* PROBLEM TO WORK ON *
Work out how many lines in the listing below include the word "YICHANG"; answer with the number alone.

* DATASET CONTENT *
◆ ◆ ◆ ◆ ◆ ◆ ◆
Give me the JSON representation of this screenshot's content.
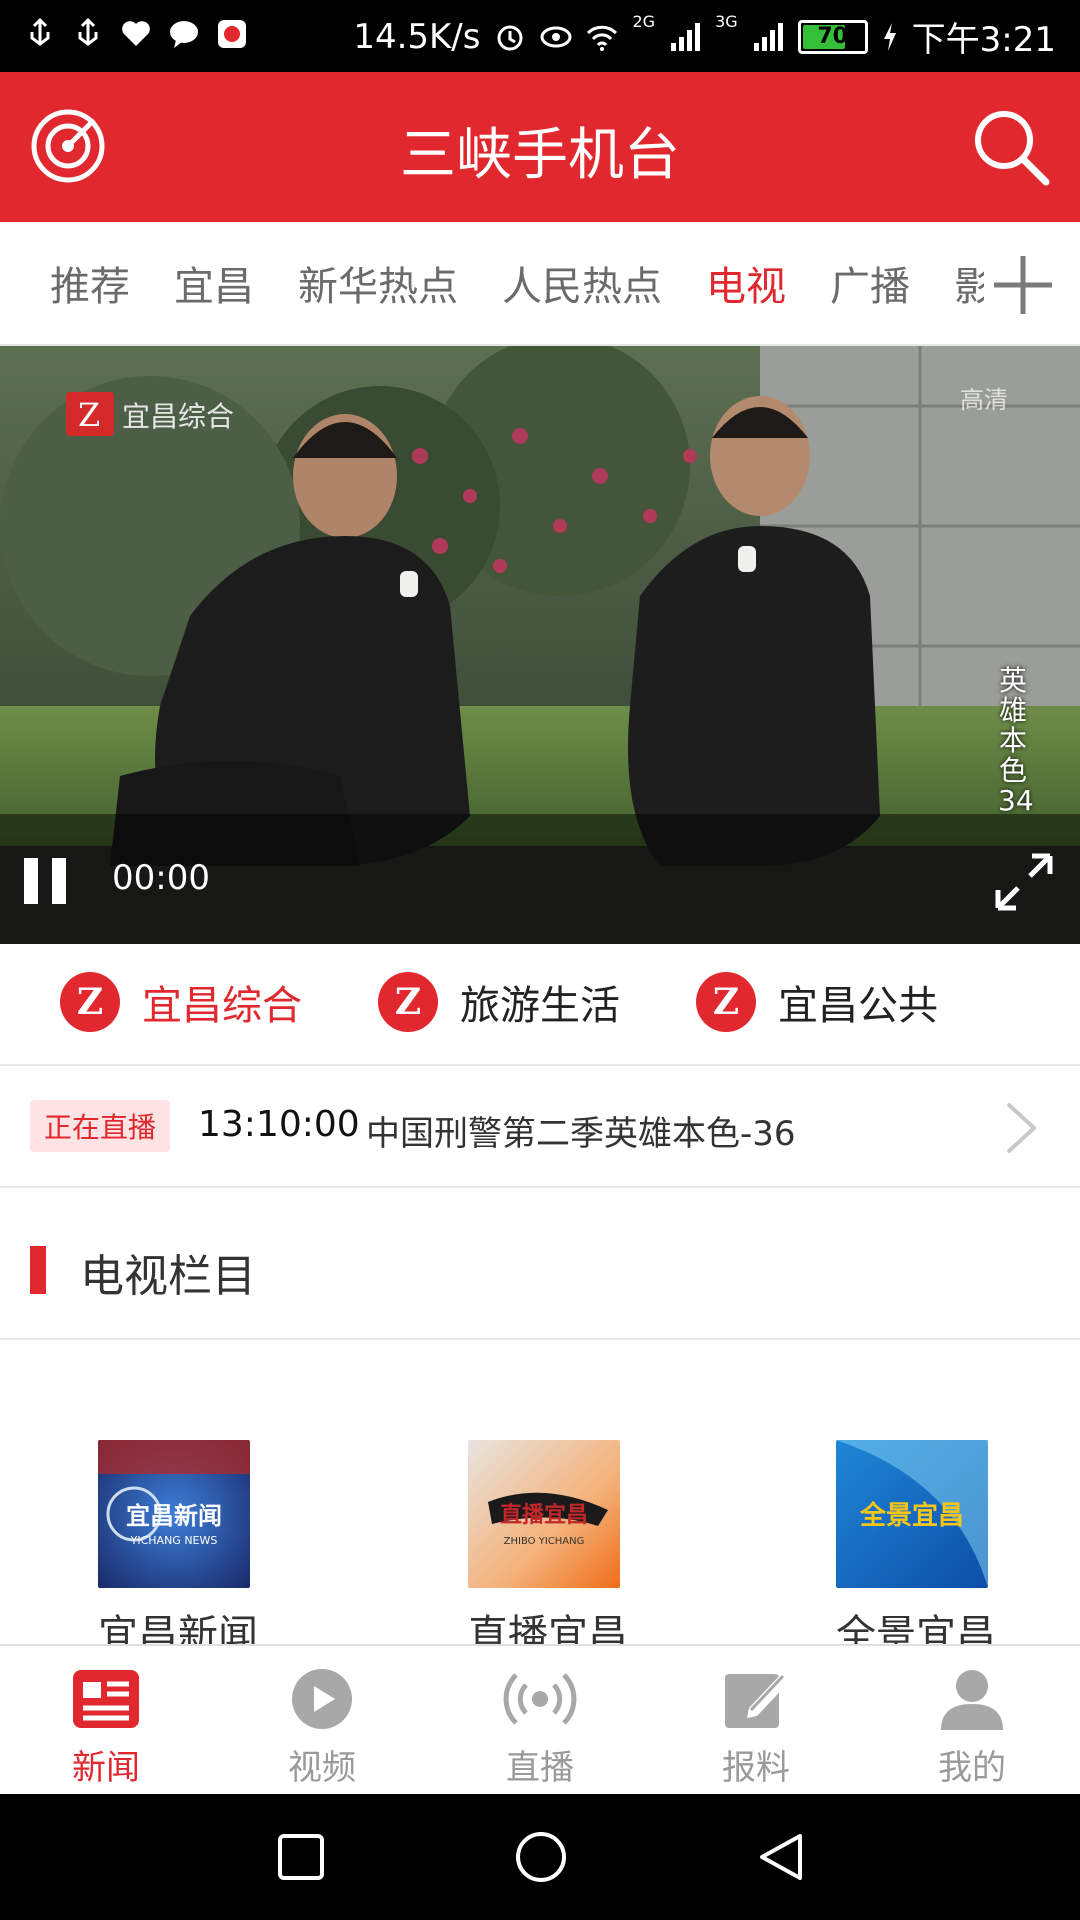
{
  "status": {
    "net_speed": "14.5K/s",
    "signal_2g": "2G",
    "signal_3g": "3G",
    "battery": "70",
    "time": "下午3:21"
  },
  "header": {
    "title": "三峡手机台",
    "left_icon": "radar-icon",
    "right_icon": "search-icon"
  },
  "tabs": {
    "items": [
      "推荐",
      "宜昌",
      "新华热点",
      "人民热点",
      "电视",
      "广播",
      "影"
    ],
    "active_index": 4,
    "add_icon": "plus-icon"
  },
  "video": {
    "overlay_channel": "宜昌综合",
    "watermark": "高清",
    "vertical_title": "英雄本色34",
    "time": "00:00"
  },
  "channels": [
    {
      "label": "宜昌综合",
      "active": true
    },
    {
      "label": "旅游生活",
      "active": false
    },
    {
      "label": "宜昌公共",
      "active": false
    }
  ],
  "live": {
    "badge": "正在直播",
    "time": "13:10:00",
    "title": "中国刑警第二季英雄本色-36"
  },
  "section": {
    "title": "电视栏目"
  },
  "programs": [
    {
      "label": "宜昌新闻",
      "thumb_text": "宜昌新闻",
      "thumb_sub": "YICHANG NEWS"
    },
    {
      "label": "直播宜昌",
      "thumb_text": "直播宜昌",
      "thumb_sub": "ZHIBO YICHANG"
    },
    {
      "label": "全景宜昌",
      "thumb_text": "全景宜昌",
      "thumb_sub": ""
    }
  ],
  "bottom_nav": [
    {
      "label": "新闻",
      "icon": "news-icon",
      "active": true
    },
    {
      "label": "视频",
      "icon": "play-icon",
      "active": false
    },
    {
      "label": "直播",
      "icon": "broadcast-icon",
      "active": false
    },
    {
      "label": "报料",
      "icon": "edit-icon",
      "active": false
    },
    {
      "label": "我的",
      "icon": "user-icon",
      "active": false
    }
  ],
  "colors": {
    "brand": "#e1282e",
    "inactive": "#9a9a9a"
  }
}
◆ ◆ ◆ ◆ ◆ ◆ ◆
* COMPLETE RESPONSE *
2